== Supplied material ==
———
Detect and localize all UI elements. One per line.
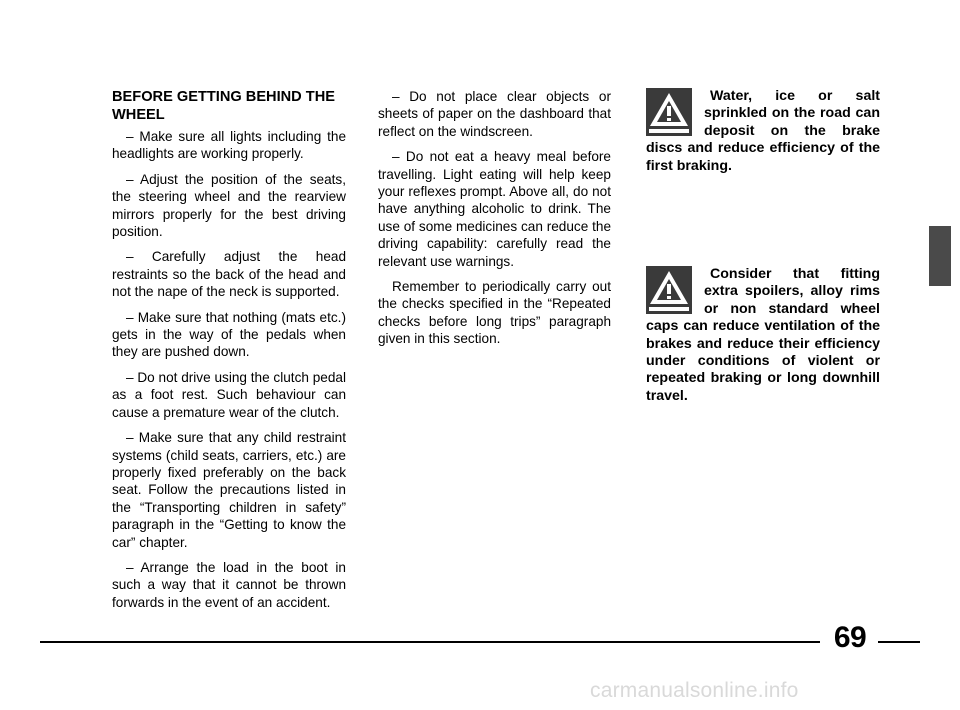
warning-block — [646, 266, 880, 405]
chapter-thumb-tab — [929, 226, 951, 286]
left-column — [112, 88, 346, 619]
paragraph: – Make sure that nothing (mats etc.) gets in the way of the pedals when they are pushed down. — [112, 309, 346, 360]
paragraph: – Adjust the position of the seats, the steering wheel and the rearview mirrors properly for the best driving position. — [112, 171, 346, 240]
paragraph: – Do not eat a heavy meal before travelling. Light eating will help keep your reflexes prompt. Above all, do not have anything alcoholic to drink. The use of some medicines can reduce the driving capability: carefully read the relevant use warnings. — [378, 149, 611, 269]
paragraph: – Do not drive using the clutch pedal as a foot rest. Such behaviour can cause a premature wear of the clutch. — [112, 369, 346, 420]
warning-block — [646, 88, 880, 175]
footer-rule — [40, 641, 820, 643]
paragraph: Remember to periodically carry out the checks specified in the “Repeated checks before long trips” paragraph given in this section. — [378, 279, 611, 347]
page-number: 69 — [833, 621, 867, 654]
paragraph: – Carefully adjust the head restraints so the back of the head and not the nape of the neck is supported. — [112, 249, 346, 300]
warning-text: Consider that fitting extra spoilers, alloy rims or non standard wheel caps can reduce ventilation of the brakes and reduce their efficiency under conditions of violent or repeated braking or long downhill travel. — [646, 266, 880, 404]
warning-triangle-icon — [646, 266, 692, 314]
warning-text: Water, ice or salt sprinkled on the road can deposit on the brake discs and reduce efficiency of the first braking. — [646, 88, 880, 174]
paragraph: – Arrange the load in the boot in such a way that it cannot be thrown forwards in the event of an accident. — [112, 559, 346, 610]
paragraph: – Make sure all lights including the headlights are working properly. — [112, 129, 346, 162]
paragraph: – Do not place clear objects or sheets of paper on the dashboard that reflect on the windscreen. — [378, 89, 611, 139]
paragraph: – Make sure that any child restraint systems (child seats, carriers, etc.) are properly fixed preferably on the back seat. Follow the precautions listed in the “Transporting children in safety” paragraph in the “Getting to know the car” chapter. — [112, 430, 346, 550]
watermark: carmanualsonline.info — [590, 679, 799, 702]
middle-column — [378, 88, 611, 356]
footer-rule — [878, 641, 920, 643]
section-heading: BEFORE GETTING BEHIND THE WHEEL — [112, 89, 335, 123]
warning-triangle-icon — [646, 88, 692, 136]
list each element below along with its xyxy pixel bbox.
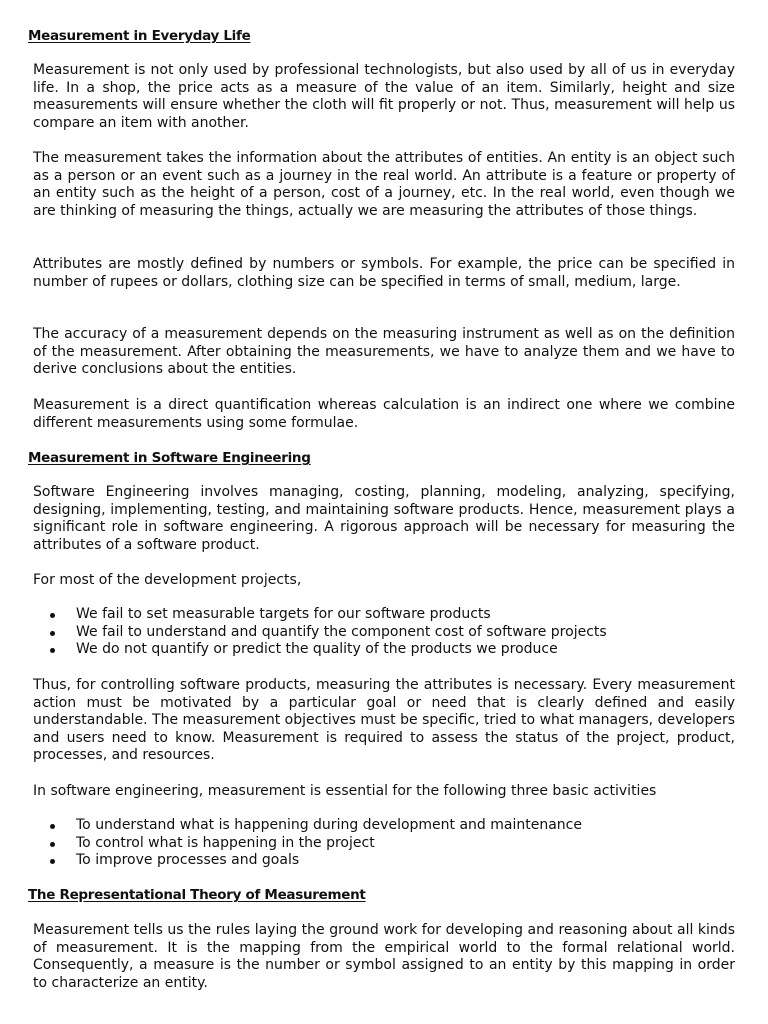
list-item (48, 606, 738, 624)
section-heading-everyday-life: Measurement in Everyday Life (28, 28, 251, 44)
list-item-text: To understand what is happening during development and maintenance (76, 817, 582, 833)
list-item-text: To improve processes and goals (76, 852, 300, 868)
list-item (48, 641, 738, 659)
paragraph: Attributes are mostly defined by numbers or symbols. For example, the price can be specified in number of rupees or dollars, clothing size can be specified in terms of small, medium, large. (33, 256, 735, 290)
bullet-icon (50, 842, 55, 847)
section-heading-software-engineering: Measurement in Software Engineering (28, 450, 311, 466)
bullet-icon (50, 859, 55, 864)
paragraph: Thus, for controlling software products, measuring the attributes is necessary. Every measurement action must be motivated by a particular goal or need that is clearly defined and easily understandable. The measurement objectives must be specific, tried to what managers, developers and users need to know. Measurement is required to assess the status of the project, product, processes, and resources. (33, 677, 735, 763)
bullet-icon (50, 648, 55, 653)
list-item-text: To control what is happening in the project (76, 834, 375, 851)
list-item-text: We fail to understand and quantify the component cost of software projects (76, 623, 607, 640)
list-item-text: We fail to set measurable targets for our software products (76, 606, 491, 622)
paragraph: Measurement tells us the rules laying the ground work for developing and reasoning about all kinds of measurement. It is the mapping from the empirical world to the formal relational world. Consequently, a measure is the number or symbol assigned to an entity by this mapping in order to characterize an entity. (33, 922, 735, 991)
paragraph: Software Engineering involves managing, costing, planning, modeling, analyzing, specifying, designing, implementing, testing, and maintaining software products. Hence, measurement plays a significant role in software engineering. A rigorous approach will be necessary for measuring the attributes of a software product. (33, 484, 735, 553)
list-item (48, 852, 738, 870)
paragraph: The accuracy of a measurement depends on the measuring instrument as well as on the definition of the measurement. After obtaining the measurements, we have to analyze them and we have to derive conclusions about the entities. (33, 326, 735, 377)
list-item (48, 817, 738, 835)
bullet-icon (50, 631, 55, 636)
paragraph: In software engineering, measurement is essential for the following three basic activities (33, 783, 657, 799)
section-heading-representational-theory: The Representational Theory of Measurement (28, 887, 366, 903)
paragraph: Measurement is not only used by professional technologists, but also used by all of us in everyday life. In a shop, the price acts as a measure of the value of an item. Similarly, height and size measurements will ensure whether the cloth will fit properly or not. Thus, measurement will help us compare an item with another. (33, 62, 735, 131)
bullet-icon (50, 824, 55, 829)
paragraph: Measurement is a direct quantification whereas calculation is an indirect one where we combine different measurements using some formulae. (33, 397, 735, 431)
list-item (48, 624, 738, 642)
paragraph: For most of the development projects, (33, 572, 302, 588)
bullet-list (48, 606, 738, 659)
bullet-list (48, 817, 738, 870)
paragraph: The measurement takes the information about the attributes of entities. An entity is an object such as a person or an event such as a journey in the real world. An attribute is a feature or property of an entity such as the height of a person, cost of a journey, etc. In the real world, even though we are thinking of measuring the things, actually we are measuring the attributes of those things. (33, 150, 735, 219)
list-item-text: We do not quantify or predict the quality of the products we produce (76, 641, 558, 657)
bullet-icon (50, 613, 55, 618)
list-item (48, 835, 738, 853)
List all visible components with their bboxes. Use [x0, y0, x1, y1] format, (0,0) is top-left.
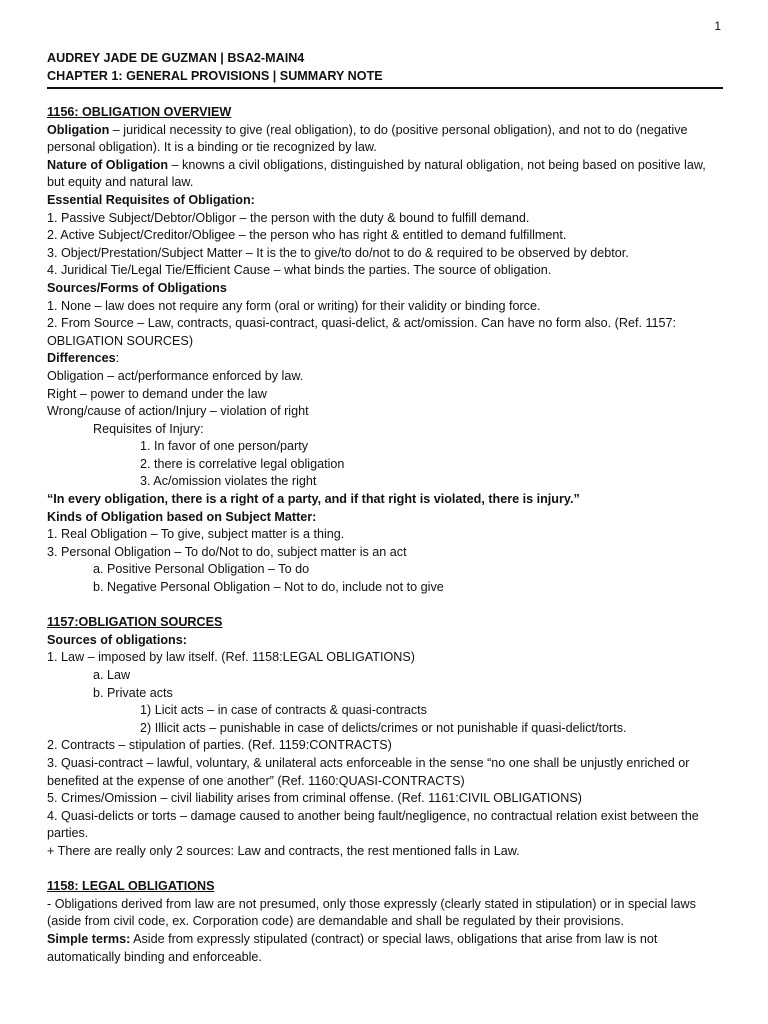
- section-gap: [47, 861, 723, 879]
- source-item: 2. Contracts – stipulation of parties. (Ref. 1159:CONTRACTS): [47, 738, 392, 753]
- difference-item: Right – power to demand under the law: [47, 386, 267, 401]
- requisites-heading: Essential Requisites of Obligation:: [47, 192, 255, 207]
- section-title-1157: 1157:OBLIGATION SOURCES: [47, 615, 223, 630]
- source-law: 1. Law – imposed by law itself. (Ref. 1158:LEGAL OBLIGATIONS): [47, 650, 415, 665]
- private-act-item: 1) Licit acts – in case of contracts & quasi-contracts: [140, 703, 427, 718]
- injury-item: 3. Ac/omission violates the right: [140, 474, 317, 489]
- nature-text: – knowns a civil obligations, distinguished by natural obligation, not being based on positive law, but equity and natural law.: [47, 157, 706, 190]
- injury-item: 1. In favor of one person/party: [140, 439, 309, 454]
- kind-subitem: a. Positive Personal Obligation – To do: [93, 562, 310, 577]
- nature-definition: [47, 157, 723, 192]
- legal-obligations-text: - Obligations derived from law are not presumed, only those expressly (clearly stated in stipulation) or in special laws (aside from civil code, ex. Corporation code) are demandable and shall be regulated by their provisions.: [47, 896, 696, 929]
- nature-term: Nature of Obligation: [47, 157, 169, 172]
- requisite-item: 2. Active Subject/Creditor/Obligee – the person who has right & entitled to demand fulfillment.: [47, 228, 567, 243]
- kinds-heading: Kinds of Obligation based on Subject Matter:: [47, 509, 317, 524]
- obligation-text: – juridical necessity to give (real obligation), to do (positive personal obligation), and not to do (negative personal obligation). It is a binding or tie recognized by law.: [47, 122, 688, 155]
- injury-item: 2. there is correlative legal obligation: [140, 456, 345, 471]
- kind-item: 3. Personal Obligation – To do/Not to do, subject matter is an act: [47, 544, 407, 559]
- obligation-definition: [47, 122, 723, 157]
- section-gap: [47, 597, 723, 615]
- differences-colon: :: [115, 351, 120, 366]
- simple-terms: [47, 931, 723, 966]
- source-law-sub: a. Law: [93, 668, 131, 682]
- author-line: AUDREY JADE DE GUZMAN | BSA2-MAIN4: [47, 51, 305, 65]
- document-body: [47, 104, 723, 966]
- sources-heading: Sources/Forms of Obligations: [47, 280, 227, 295]
- differences-label: Differences: [47, 351, 116, 366]
- source-item: 4. Quasi-delicts or torts – damage caused to another being fault/negligence, no contractual relation exist between the parties.: [47, 808, 699, 841]
- differences-heading: [47, 350, 723, 368]
- section-title-1156: 1156: OBLIGATION OVERVIEW: [47, 105, 232, 119]
- kind-subitem: b. Negative Personal Obligation – Not to do, include not to give: [93, 580, 444, 595]
- source-law-sub: b. Private acts: [93, 685, 173, 700]
- document-header: [47, 49, 723, 89]
- simple-terms-label: Simple terms:: [47, 931, 131, 946]
- difference-item: Wrong/cause of action/Injury – violation of right: [47, 404, 309, 419]
- source-item: 3. Quasi-contract – lawful, voluntary, & unilateral acts enforceable in the sense “no one shall be unjustly enriched or benefited at the expense of one another” (Ref. 1160:QUASI-CONTRACTS): [47, 755, 690, 788]
- injury-heading: Requisites of Injury:: [93, 421, 204, 436]
- private-act-item: 2) Illicit acts – punishable in case of delicts/crimes or not punishable if quasi-delict/torts.: [140, 720, 627, 735]
- obligation-term: Obligation: [47, 122, 110, 137]
- chapter-line: CHAPTER 1: GENERAL PROVISIONS | SUMMARY NOTE: [47, 69, 383, 83]
- requisite-item: 3. Object/Prestation/Subject Matter – It is the to give/to do/not to do & required to be observed by debtor.: [47, 245, 629, 260]
- key-quote: “In every obligation, there is a right of a party, and if that right is violated, there is injury.”: [47, 492, 580, 507]
- source-item: 2. From Source – Law, contracts, quasi-contract, quasi-delict, & act/omission. Can have no form also. (Ref. 1157: OBLIGATION SOURCES): [47, 316, 677, 348]
- simple-terms-text: Aside from expressly stipulated (contract) or special laws, obligations that arise from law is not automatically binding and enforceable.: [47, 931, 658, 964]
- source-item: 1. None – law does not require any form (oral or writing) for their validity or binding force.: [47, 298, 541, 313]
- source-note: + There are really only 2 sources: Law and contracts, the rest mentioned falls in Law.: [47, 843, 520, 858]
- difference-item: Obligation – act/performance enforced by law.: [47, 368, 304, 383]
- sources-of-obligations-heading: Sources of obligations:: [47, 632, 187, 647]
- section-title-1158: 1158: LEGAL OBLIGATIONS: [47, 879, 215, 894]
- kind-item: 1. Real Obligation – To give, subject matter is a thing.: [47, 527, 345, 542]
- source-item: 5. Crimes/Omission – civil liability arises from criminal offense. (Ref. 1161:CIVIL OBLIGATIONS): [47, 791, 582, 806]
- page-number: 1: [714, 19, 721, 33]
- requisite-item: 4. Juridical Tie/Legal Tie/Efficient Cause – what binds the parties. The source of obligation.: [47, 263, 552, 278]
- requisite-item: 1. Passive Subject/Debtor/Obligor – the person with the duty & bound to fulfill demand.: [47, 210, 530, 225]
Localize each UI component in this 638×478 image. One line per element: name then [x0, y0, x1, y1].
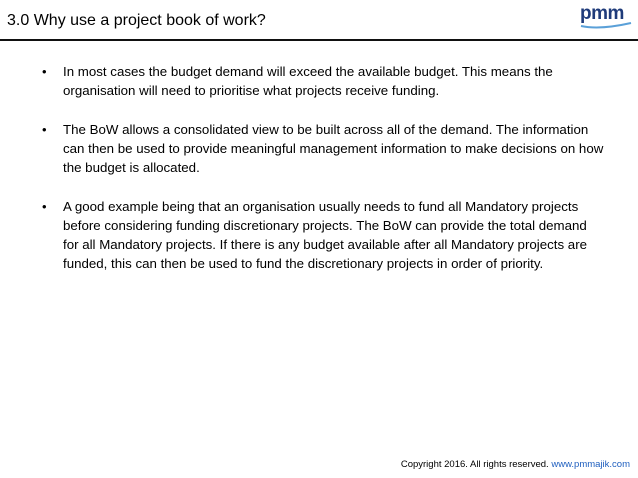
bullet-item [36, 120, 606, 177]
logo-swoosh-icon [580, 21, 632, 30]
slide-header [0, 0, 638, 42]
pmm-logo [580, 4, 632, 30]
footer-copyright [401, 459, 630, 471]
bullet-icon: • [42, 199, 47, 214]
copyright-text: Copyright 2016. All rights reserved. [400, 459, 552, 470]
bullet-text: The BoW allows a consolidated view to be built across all of the demand. The information can then be used to provide meaningful management information to make decisions on how the budget is allocated. [63, 122, 604, 175]
bullet-text: In most cases the budget demand will exceed the available budget. This means the organisation will need to prioritise what projects receive funding. [63, 64, 553, 98]
bullet-icon: • [42, 64, 47, 79]
bullet-item [36, 62, 606, 100]
header-divider [0, 39, 638, 41]
slide-title: 3.0 Why use a project book of work? [7, 12, 266, 29]
bullet-icon: • [42, 122, 47, 137]
bullet-item [36, 197, 606, 273]
website-link[interactable]: www.pmmajik.com [551, 459, 630, 470]
bullet-list [36, 62, 606, 273]
bullet-text: A good example being that an organisation usually needs to fund all Mandatory projects before considering funding discretionary projects. The BoW can provide the total demand for all Mandatory projects. If there is any budget available after all Mandatory projects are funded, this can then be used to fund the discretionary projects in order of priority. [63, 199, 588, 271]
slide-body [36, 62, 606, 293]
logo-text: pmm [580, 3, 624, 24]
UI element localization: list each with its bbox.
———
Return verbatim every line from the one containing "list-item (48, 606, 738, 624)" down to the one containing "list-item-text: To understand", including both of those lines.

list-item (48, 606, 738, 624)
section-heading-everyday-life: Measurement in Everyday Life (28, 28, 251, 44)
list-item-text: To understand what is happening during development and maintenance (76, 817, 582, 833)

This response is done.